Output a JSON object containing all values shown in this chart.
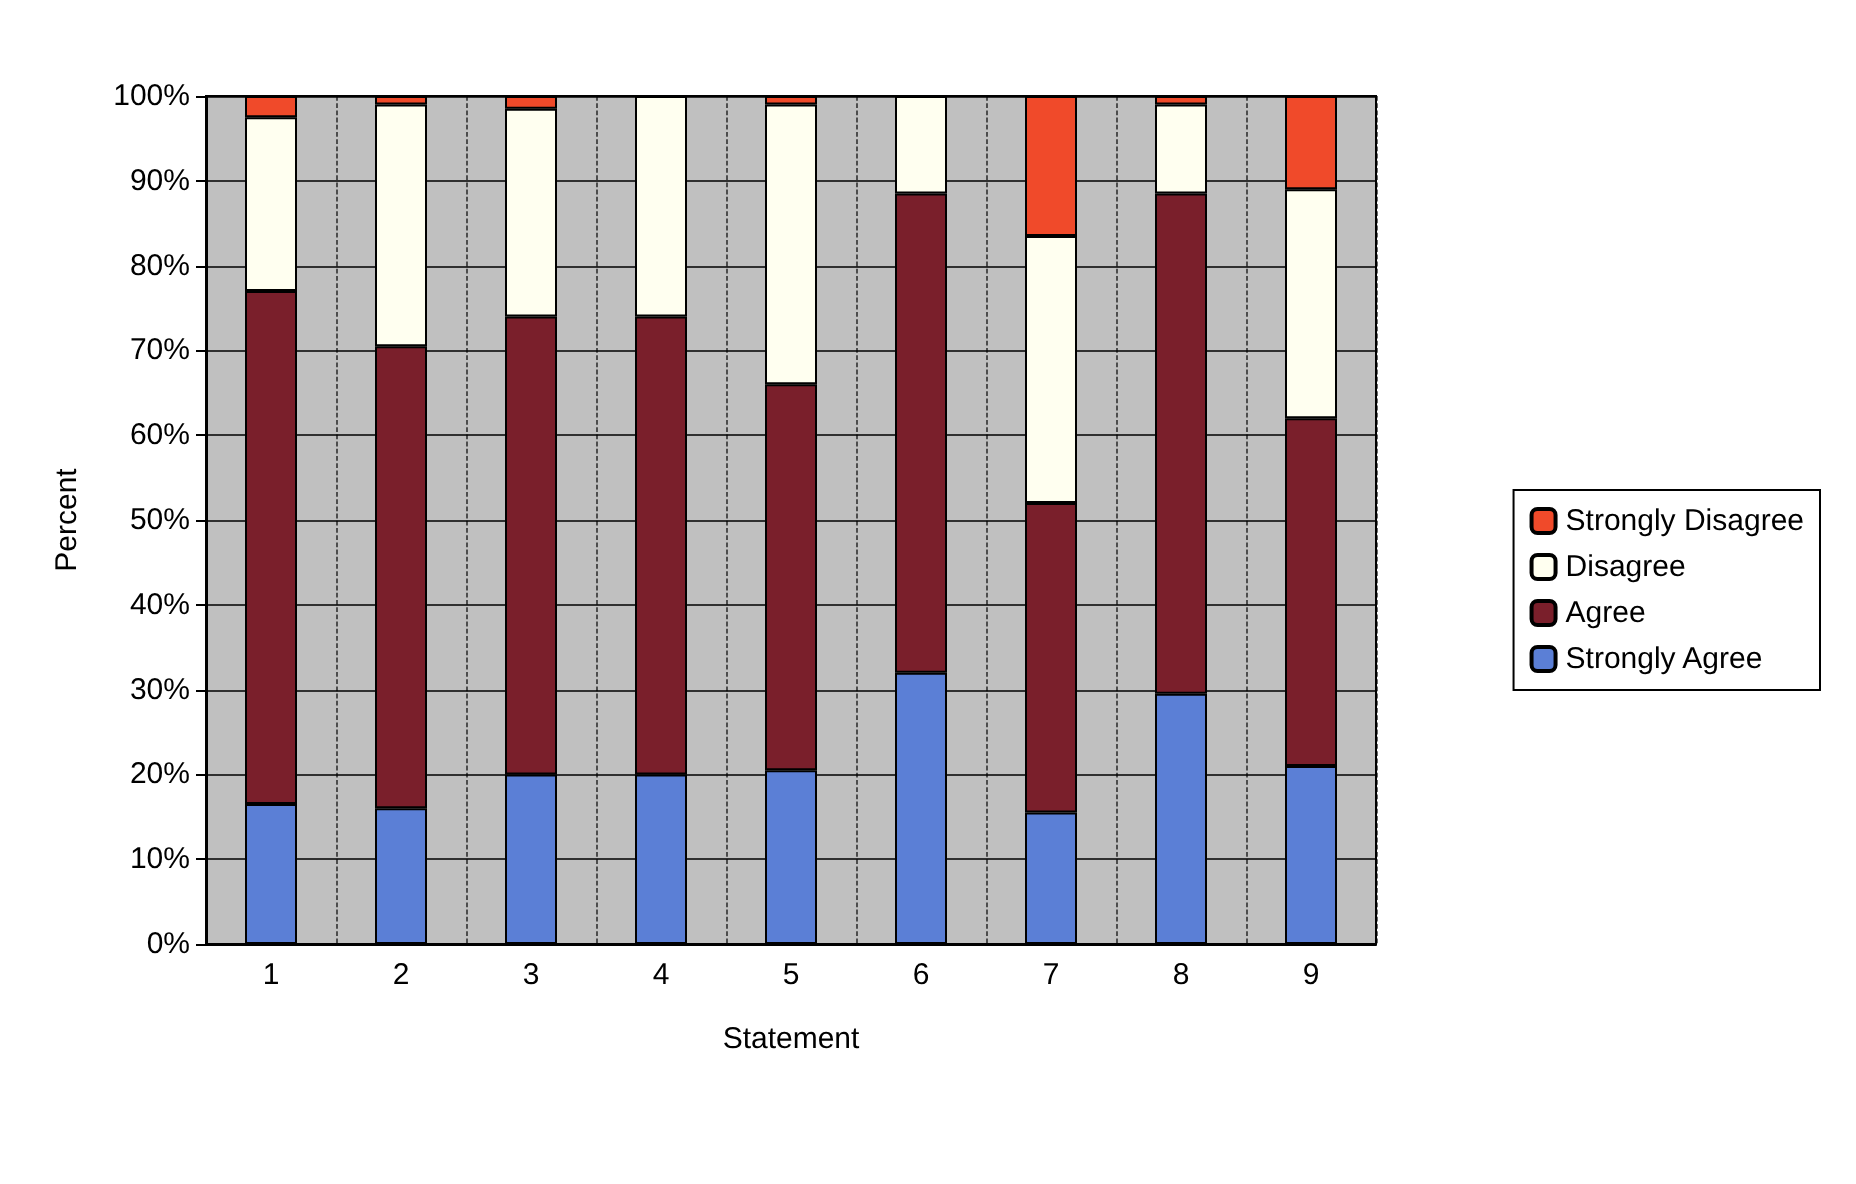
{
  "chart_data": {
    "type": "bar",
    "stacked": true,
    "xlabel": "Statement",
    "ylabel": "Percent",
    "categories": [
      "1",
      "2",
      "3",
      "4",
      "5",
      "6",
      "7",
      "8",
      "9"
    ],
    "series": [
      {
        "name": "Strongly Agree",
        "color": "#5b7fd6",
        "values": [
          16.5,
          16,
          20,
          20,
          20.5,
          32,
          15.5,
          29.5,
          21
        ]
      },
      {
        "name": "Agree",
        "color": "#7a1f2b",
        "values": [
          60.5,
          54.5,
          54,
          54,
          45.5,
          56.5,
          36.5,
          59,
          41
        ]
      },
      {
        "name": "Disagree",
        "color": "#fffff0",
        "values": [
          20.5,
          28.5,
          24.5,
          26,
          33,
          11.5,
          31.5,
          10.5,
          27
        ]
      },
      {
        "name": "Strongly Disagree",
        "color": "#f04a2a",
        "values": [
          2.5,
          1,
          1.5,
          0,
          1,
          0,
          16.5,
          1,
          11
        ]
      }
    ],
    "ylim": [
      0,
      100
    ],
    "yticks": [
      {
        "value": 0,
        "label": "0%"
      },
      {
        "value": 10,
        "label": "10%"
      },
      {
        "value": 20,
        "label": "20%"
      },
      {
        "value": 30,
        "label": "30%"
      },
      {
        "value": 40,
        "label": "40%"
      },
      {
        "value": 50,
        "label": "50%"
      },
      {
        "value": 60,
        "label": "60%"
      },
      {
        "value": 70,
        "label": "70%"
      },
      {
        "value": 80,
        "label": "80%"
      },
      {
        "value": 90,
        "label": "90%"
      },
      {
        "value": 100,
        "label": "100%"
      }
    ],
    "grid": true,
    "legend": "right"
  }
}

## THE PROBLEM
Without the pictures, write out all of the material exactly.

## OUTPUT OF THE EXERCISE
Output a JSON object containing all values shown in this chart.
{
  "chart_data": {
    "type": "bar",
    "stacked": true,
    "xlabel": "Statement",
    "ylabel": "Percent",
    "categories": [
      "1",
      "2",
      "3",
      "4",
      "5",
      "6",
      "7",
      "8",
      "9"
    ],
    "series": [
      {
        "name": "Strongly Agree",
        "color": "#5b7fd6",
        "values": [
          16.5,
          16,
          20,
          20,
          20.5,
          32,
          15.5,
          29.5,
          21
        ]
      },
      {
        "name": "Agree",
        "color": "#7a1f2b",
        "values": [
          60.5,
          54.5,
          54,
          54,
          45.5,
          56.5,
          36.5,
          59,
          41
        ]
      },
      {
        "name": "Disagree",
        "color": "#fffff0",
        "values": [
          20.5,
          28.5,
          24.5,
          26,
          33,
          11.5,
          31.5,
          10.5,
          27
        ]
      },
      {
        "name": "Strongly Disagree",
        "color": "#f04a2a",
        "values": [
          2.5,
          1,
          1.5,
          0,
          1,
          0,
          16.5,
          1,
          11
        ]
      }
    ],
    "ylim": [
      0,
      100
    ],
    "yticks": [
      {
        "value": 0,
        "label": "0%"
      },
      {
        "value": 10,
        "label": "10%"
      },
      {
        "value": 20,
        "label": "20%"
      },
      {
        "value": 30,
        "label": "30%"
      },
      {
        "value": 40,
        "label": "40%"
      },
      {
        "value": 50,
        "label": "50%"
      },
      {
        "value": 60,
        "label": "60%"
      },
      {
        "value": 70,
        "label": "70%"
      },
      {
        "value": 80,
        "label": "80%"
      },
      {
        "value": 90,
        "label": "90%"
      },
      {
        "value": 100,
        "label": "100%"
      }
    ],
    "grid": true,
    "legend": "right"
  }
}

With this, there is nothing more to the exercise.